* Start Records provided *

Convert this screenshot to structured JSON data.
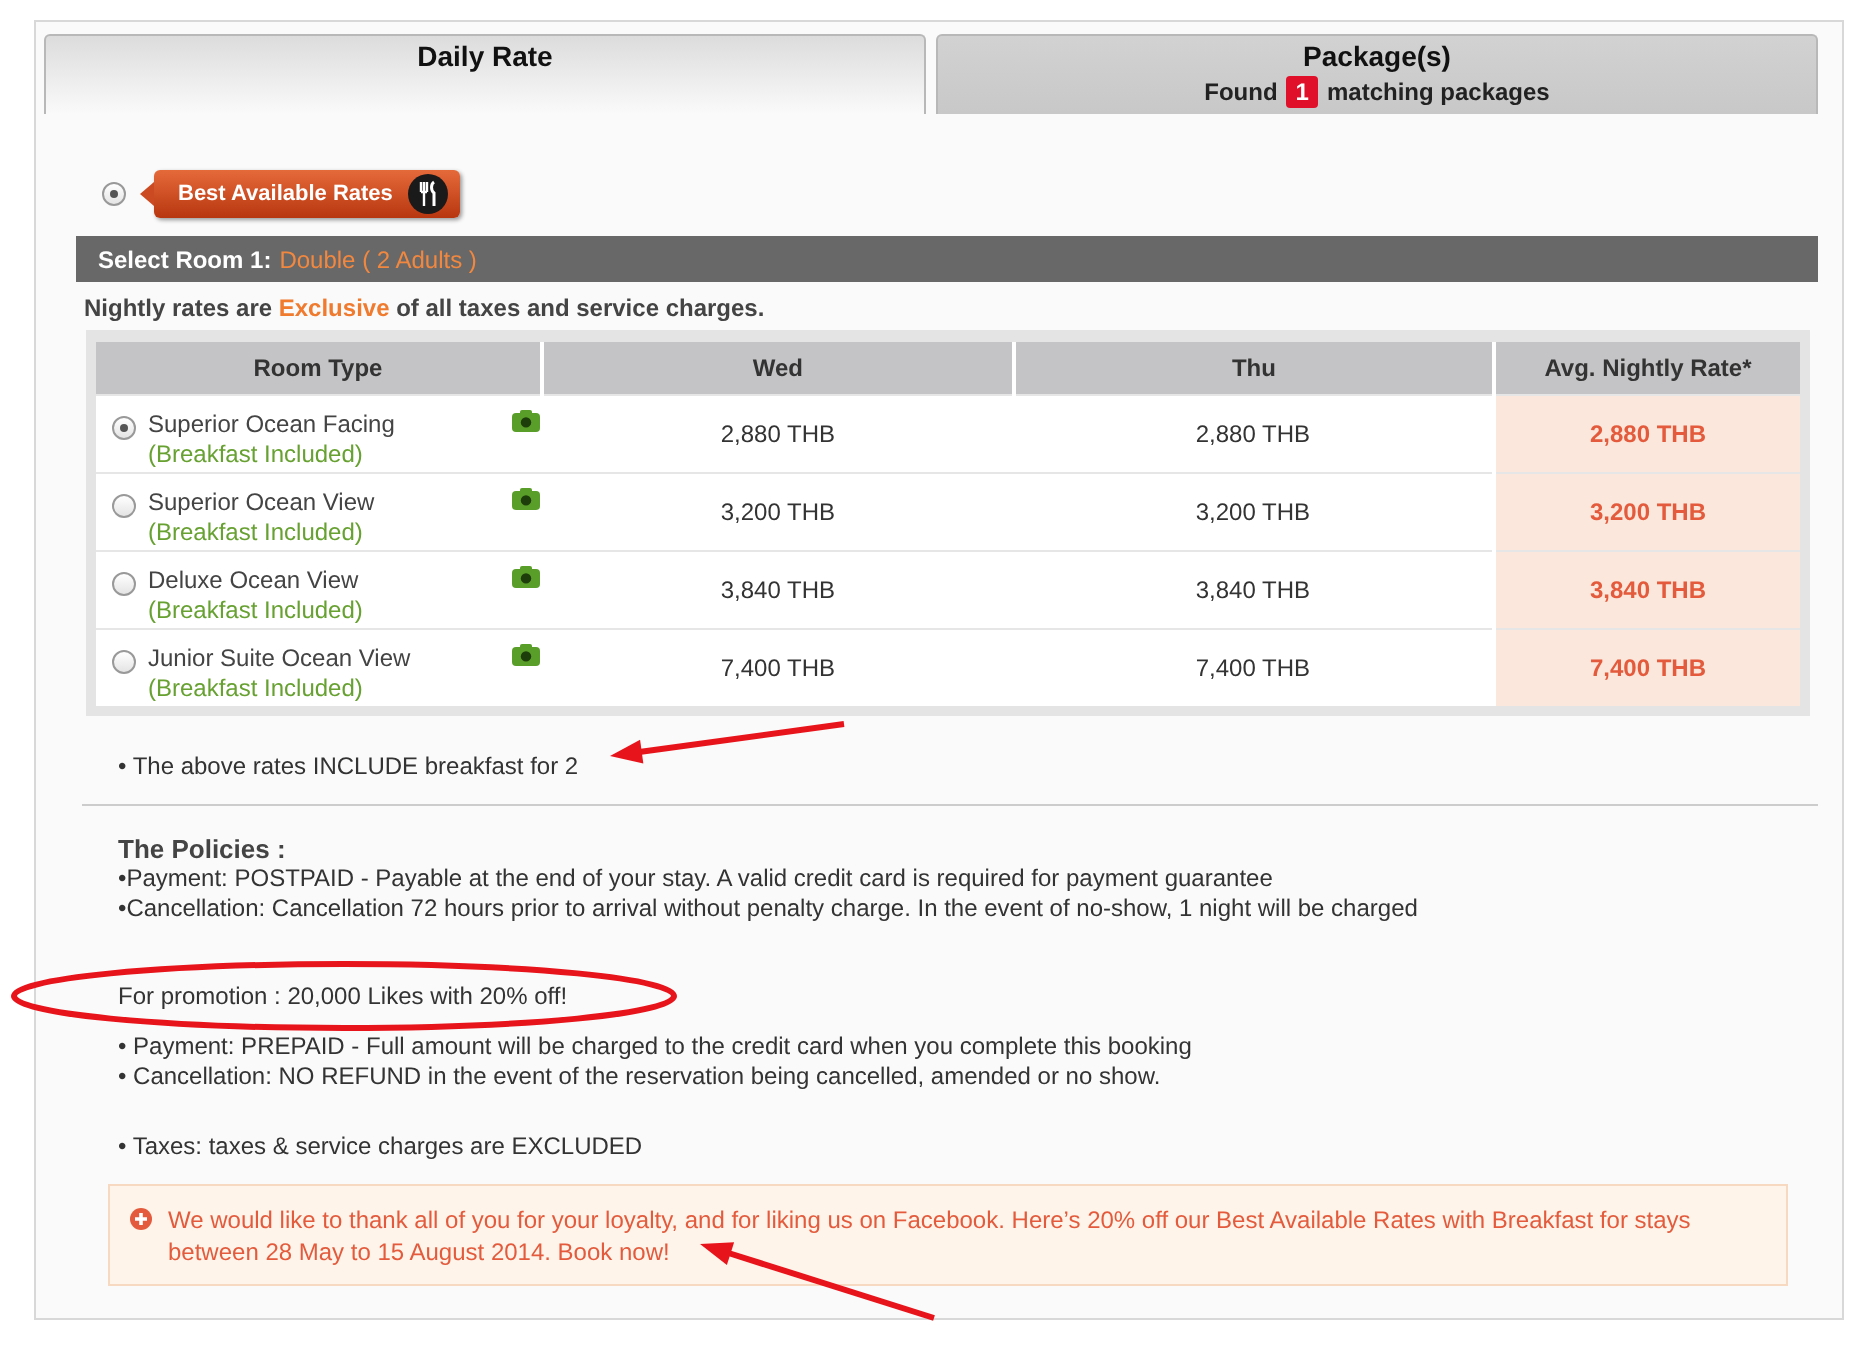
{
  "tabs": [
    {
      "label": "Daily Rate",
      "selected": true
    },
    {
      "label": "Package(s)",
      "selected": false,
      "found": "Found",
      "count": "1",
      "found_suffix": "matching packages"
    }
  ],
  "rate_plan": {
    "label": "Best Available Rates",
    "selected": true
  },
  "room_bar": {
    "label": "Select Room 1:",
    "value": "Double ( 2 Adults )"
  },
  "tax_note": {
    "before": "Nightly rates are",
    "highlight": "Exclusive",
    "after": "of all taxes and service charges."
  },
  "table": {
    "columns": [
      "Room Type",
      "Wed",
      "Thu",
      "Avg. Nightly Rate*"
    ],
    "rows": [
      {
        "selected": true,
        "name": "Superior Ocean Facing",
        "note": "(Breakfast Included)",
        "wed": "2,880 THB",
        "thu": "2,880 THB",
        "avg": "2,880 THB"
      },
      {
        "selected": false,
        "name": "Superior Ocean View",
        "note": "(Breakfast Included)",
        "wed": "3,200 THB",
        "thu": "3,200 THB",
        "avg": "3,200 THB"
      },
      {
        "selected": false,
        "name": "Deluxe Ocean View",
        "note": "(Breakfast Included)",
        "wed": "3,840 THB",
        "thu": "3,840 THB",
        "avg": "3,840 THB"
      },
      {
        "selected": false,
        "name": "Junior Suite Ocean View",
        "note": "(Breakfast Included)",
        "wed": "7,400 THB",
        "thu": "7,400 THB",
        "avg": "7,400 THB"
      }
    ]
  },
  "breakfast_note": "• The above rates INCLUDE breakfast for 2",
  "policies": {
    "title": "The Policies :",
    "lines": [
      "•Payment: POSTPAID - Payable at the end of your stay. A valid credit card is required for payment guarantee",
      "•Cancellation: Cancellation 72 hours prior to arrival without penalty charge. In the event of no-show, 1 night will be charged"
    ],
    "promotion_title": "For promotion : 20,000 Likes with 20% off!",
    "promotion_lines": [
      "• Payment: PREPAID - Full amount will be charged to the credit card when you complete this booking",
      "• Cancellation: NO REFUND in the event of the reservation being cancelled, amended or no show."
    ],
    "taxes": "• Taxes: taxes & service charges are EXCLUDED"
  },
  "promo_message": "We would like to thank all of you for your loyalty, and for liking us on Facebook. Here’s 20% off our Best Available Rates with Breakfast for stays between 28 May to 15 August 2014. Book now!",
  "annotations": [
    {
      "kind": "arrow"
    },
    {
      "kind": "ellipse"
    },
    {
      "kind": "arrow"
    }
  ]
}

* End Records provided *

# [Problem statement]
Go through the listing above and locate each line that holds the word "View". Copy those lines.

# [Correct response]
        "name": "Superior Ocean View",
        "name": "Deluxe Ocean View",
        "name": "Junior Suite Ocean View",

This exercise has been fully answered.